Below are some records. Say how many of their lines include the string "content", giving only the number.

•••••

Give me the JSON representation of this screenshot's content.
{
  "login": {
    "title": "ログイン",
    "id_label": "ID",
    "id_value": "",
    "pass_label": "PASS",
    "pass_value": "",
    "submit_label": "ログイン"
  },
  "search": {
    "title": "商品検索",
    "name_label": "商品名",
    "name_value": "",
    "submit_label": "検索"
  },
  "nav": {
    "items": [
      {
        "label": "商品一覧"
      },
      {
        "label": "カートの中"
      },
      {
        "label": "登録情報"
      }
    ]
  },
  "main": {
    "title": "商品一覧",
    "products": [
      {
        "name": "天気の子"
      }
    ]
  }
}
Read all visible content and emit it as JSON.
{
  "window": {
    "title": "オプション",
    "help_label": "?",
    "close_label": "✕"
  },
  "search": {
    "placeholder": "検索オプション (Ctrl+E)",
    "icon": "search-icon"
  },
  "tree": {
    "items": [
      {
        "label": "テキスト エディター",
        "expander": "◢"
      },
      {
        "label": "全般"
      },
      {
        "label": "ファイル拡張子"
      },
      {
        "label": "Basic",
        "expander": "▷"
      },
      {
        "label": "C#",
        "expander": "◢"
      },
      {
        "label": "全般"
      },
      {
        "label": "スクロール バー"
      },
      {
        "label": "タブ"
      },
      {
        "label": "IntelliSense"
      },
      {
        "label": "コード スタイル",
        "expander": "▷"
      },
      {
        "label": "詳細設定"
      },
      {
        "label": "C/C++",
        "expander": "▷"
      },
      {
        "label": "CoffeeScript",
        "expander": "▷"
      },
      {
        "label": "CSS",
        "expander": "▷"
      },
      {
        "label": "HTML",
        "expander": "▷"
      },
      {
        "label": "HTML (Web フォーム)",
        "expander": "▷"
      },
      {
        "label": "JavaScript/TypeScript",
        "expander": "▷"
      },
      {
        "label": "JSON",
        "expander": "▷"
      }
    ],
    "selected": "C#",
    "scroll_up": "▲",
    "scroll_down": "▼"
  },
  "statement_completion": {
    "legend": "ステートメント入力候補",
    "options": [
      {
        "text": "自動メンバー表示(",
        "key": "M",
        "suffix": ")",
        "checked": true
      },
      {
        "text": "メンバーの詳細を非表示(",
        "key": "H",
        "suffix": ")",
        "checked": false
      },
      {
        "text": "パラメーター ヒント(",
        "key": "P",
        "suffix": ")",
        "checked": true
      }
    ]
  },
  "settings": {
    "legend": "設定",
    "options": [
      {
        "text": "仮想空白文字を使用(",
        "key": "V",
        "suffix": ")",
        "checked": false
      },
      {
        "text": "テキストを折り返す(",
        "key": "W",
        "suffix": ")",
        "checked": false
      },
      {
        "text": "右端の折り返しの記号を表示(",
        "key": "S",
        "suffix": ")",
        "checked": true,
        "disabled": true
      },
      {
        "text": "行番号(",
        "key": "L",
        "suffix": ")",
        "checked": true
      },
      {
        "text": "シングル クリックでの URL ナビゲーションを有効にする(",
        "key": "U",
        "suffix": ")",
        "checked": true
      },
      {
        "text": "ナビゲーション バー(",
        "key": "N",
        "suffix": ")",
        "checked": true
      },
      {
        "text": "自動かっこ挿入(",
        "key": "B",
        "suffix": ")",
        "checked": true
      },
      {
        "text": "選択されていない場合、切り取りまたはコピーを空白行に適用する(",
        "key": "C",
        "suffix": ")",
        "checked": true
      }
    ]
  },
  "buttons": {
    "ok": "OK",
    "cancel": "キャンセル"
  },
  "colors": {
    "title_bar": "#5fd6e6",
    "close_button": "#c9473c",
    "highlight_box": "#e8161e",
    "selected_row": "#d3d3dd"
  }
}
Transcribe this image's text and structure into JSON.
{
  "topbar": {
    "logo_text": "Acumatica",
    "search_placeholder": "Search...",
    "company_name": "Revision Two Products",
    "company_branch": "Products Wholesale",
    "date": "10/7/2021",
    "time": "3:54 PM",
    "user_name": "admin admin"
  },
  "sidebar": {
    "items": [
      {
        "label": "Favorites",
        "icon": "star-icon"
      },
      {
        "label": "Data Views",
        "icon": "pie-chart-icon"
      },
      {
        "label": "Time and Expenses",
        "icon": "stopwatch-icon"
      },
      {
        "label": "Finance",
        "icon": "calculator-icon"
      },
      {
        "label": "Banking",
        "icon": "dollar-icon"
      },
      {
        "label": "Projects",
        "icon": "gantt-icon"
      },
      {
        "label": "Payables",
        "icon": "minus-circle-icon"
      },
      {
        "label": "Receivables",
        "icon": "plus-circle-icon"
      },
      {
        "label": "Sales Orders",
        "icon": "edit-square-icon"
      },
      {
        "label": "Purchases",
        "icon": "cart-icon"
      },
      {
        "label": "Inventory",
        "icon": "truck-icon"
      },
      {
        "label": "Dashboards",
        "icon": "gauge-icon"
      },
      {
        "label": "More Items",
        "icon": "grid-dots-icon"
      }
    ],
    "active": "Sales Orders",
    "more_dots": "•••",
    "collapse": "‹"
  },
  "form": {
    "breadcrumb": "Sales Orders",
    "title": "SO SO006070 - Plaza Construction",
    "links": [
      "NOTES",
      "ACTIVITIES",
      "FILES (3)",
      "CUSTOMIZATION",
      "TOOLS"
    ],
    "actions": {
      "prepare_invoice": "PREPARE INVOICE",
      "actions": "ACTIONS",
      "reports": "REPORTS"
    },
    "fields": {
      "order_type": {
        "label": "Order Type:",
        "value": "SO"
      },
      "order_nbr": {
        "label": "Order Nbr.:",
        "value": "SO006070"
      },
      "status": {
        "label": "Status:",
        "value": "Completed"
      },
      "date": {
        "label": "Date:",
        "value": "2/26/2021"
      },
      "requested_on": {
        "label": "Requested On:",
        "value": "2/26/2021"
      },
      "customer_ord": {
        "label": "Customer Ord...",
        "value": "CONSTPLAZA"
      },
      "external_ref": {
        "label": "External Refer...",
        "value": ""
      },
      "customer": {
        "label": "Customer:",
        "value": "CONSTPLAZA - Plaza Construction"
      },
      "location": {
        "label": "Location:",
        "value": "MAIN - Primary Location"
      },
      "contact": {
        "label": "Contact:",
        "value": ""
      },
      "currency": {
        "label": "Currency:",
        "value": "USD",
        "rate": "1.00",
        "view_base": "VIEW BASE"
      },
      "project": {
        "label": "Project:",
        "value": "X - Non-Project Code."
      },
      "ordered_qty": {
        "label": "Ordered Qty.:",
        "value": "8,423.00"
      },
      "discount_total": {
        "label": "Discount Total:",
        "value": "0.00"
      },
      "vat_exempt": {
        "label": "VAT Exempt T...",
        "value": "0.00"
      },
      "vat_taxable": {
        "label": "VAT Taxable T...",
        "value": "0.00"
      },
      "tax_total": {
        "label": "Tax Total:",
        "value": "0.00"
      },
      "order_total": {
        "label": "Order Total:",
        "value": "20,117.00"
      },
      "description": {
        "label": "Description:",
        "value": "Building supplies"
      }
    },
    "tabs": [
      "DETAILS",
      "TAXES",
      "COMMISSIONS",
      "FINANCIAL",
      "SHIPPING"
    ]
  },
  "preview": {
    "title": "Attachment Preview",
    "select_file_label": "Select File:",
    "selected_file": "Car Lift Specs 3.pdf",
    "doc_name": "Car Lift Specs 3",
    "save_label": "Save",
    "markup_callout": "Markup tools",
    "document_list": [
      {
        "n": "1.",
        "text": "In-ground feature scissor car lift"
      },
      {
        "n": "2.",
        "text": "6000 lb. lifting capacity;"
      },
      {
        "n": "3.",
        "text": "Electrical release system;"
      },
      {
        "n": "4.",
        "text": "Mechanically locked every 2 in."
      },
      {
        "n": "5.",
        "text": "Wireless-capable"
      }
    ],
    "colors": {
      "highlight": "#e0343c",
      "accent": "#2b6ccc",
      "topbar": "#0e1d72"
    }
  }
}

•••••

> EXERCISE ANSWER:
2